··· LISTING

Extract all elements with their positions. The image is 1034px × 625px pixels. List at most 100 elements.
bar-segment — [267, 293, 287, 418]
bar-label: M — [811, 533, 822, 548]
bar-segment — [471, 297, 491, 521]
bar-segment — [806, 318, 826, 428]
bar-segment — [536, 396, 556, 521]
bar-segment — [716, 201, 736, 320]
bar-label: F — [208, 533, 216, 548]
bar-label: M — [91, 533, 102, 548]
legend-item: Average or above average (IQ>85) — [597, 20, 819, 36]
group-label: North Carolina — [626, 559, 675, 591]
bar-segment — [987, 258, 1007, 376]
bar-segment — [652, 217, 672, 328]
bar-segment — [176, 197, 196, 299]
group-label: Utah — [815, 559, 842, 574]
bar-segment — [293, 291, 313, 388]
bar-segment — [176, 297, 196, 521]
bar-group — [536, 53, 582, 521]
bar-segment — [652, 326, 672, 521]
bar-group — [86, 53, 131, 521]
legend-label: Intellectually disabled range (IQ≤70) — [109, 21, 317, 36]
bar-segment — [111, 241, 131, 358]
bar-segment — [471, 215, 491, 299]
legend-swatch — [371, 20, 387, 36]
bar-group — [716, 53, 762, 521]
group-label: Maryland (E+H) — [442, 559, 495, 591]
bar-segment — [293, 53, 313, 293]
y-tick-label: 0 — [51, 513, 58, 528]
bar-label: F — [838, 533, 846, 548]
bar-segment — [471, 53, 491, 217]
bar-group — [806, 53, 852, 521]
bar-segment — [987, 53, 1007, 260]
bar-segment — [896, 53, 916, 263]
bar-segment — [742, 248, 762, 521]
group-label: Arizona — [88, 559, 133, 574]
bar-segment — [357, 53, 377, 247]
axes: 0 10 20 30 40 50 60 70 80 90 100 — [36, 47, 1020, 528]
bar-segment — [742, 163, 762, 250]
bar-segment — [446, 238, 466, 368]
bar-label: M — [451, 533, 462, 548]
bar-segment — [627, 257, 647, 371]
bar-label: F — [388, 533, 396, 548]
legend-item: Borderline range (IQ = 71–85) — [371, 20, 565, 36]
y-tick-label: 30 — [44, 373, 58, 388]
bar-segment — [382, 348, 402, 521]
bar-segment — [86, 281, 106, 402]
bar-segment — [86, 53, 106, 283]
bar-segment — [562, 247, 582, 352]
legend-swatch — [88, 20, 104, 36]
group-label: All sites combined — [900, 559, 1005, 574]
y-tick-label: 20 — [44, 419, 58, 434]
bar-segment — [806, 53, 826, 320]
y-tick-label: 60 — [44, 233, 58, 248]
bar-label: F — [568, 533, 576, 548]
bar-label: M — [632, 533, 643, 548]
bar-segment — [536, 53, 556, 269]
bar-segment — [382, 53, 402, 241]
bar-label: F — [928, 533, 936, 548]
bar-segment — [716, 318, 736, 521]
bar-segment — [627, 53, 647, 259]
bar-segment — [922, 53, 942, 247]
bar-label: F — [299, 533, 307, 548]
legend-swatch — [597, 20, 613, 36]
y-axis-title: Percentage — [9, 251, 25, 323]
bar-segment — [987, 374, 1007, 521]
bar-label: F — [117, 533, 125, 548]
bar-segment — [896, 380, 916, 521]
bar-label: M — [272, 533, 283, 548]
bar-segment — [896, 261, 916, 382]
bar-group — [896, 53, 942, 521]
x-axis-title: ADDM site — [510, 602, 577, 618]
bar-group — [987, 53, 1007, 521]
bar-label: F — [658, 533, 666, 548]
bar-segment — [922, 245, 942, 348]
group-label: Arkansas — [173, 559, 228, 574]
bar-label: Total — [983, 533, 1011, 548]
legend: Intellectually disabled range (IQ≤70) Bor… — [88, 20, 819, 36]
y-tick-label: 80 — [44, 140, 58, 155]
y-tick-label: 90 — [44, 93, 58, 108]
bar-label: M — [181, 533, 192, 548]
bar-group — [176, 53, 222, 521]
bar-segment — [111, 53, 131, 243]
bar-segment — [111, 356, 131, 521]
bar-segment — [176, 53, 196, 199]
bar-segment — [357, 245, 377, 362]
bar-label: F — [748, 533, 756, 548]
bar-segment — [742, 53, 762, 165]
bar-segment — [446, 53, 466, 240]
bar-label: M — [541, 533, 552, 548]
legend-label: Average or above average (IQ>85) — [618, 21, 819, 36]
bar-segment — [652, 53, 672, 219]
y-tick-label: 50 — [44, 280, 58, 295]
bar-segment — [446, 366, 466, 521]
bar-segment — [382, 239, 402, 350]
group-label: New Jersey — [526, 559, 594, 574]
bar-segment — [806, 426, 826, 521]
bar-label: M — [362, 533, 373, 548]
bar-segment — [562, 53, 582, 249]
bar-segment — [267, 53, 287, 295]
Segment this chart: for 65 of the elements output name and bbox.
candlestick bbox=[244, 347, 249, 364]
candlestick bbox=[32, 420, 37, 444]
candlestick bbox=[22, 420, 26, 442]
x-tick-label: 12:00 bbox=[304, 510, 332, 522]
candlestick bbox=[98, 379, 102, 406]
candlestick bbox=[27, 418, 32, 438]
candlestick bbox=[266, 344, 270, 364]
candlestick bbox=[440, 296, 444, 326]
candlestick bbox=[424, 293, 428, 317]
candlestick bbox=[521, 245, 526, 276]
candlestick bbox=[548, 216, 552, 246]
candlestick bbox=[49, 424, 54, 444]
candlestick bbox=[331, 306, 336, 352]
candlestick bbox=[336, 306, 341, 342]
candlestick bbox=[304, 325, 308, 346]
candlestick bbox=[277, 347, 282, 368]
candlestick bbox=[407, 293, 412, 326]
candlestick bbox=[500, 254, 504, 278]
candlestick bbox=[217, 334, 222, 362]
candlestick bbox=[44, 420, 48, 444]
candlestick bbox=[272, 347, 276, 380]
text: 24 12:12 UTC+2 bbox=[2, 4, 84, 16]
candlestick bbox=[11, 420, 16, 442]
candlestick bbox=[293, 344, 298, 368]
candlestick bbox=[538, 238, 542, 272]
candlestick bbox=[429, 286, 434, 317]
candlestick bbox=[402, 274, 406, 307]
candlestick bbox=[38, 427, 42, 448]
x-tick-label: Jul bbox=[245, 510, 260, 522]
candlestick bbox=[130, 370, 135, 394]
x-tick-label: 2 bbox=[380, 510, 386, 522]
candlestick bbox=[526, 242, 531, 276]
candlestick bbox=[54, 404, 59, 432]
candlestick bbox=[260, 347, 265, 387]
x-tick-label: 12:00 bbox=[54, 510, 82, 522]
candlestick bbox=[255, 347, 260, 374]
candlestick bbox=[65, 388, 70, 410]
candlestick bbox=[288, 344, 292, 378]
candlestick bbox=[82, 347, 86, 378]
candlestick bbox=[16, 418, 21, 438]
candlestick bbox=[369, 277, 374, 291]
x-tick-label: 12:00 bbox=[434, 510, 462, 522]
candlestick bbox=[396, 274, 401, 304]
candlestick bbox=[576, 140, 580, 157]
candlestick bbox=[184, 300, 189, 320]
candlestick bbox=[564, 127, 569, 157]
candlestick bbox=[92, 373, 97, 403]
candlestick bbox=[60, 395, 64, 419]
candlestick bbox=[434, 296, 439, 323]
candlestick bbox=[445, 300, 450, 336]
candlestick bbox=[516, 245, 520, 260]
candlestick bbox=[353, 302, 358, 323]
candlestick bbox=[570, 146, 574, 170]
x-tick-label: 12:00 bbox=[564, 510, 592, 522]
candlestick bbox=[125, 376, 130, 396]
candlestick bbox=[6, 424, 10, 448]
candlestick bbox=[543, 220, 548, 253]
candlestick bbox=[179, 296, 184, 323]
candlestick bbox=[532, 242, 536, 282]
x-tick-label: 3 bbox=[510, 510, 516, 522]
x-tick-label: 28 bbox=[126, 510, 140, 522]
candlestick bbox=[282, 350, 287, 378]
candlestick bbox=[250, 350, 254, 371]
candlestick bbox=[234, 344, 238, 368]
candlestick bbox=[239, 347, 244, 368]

······

WHAT YOU SHOULD DO:
Copy the rows verbatim, from the first line through the line containing "bar-segment — [293, 291, 313, 388]", with both of those lines included.

SOLUTION FOR THIS PROBLEM:
Extract all elements with their positions. The image is 1034px × 625px pixels. List at most 100 elements.
bar-segment — [267, 293, 287, 418]
bar-label: M — [811, 533, 822, 548]
bar-segment — [471, 297, 491, 521]
bar-segment — [806, 318, 826, 428]
bar-segment — [536, 396, 556, 521]
bar-segment — [716, 201, 736, 320]
bar-label: F — [208, 533, 216, 548]
bar-label: M — [91, 533, 102, 548]
legend-item: Average or above average (IQ>85) — [597, 20, 819, 36]
group-label: North Carolina — [626, 559, 675, 591]
bar-segment — [987, 258, 1007, 376]
bar-segment — [652, 217, 672, 328]
bar-segment — [176, 197, 196, 299]
group-label: Utah — [815, 559, 842, 574]
bar-segment — [293, 291, 313, 388]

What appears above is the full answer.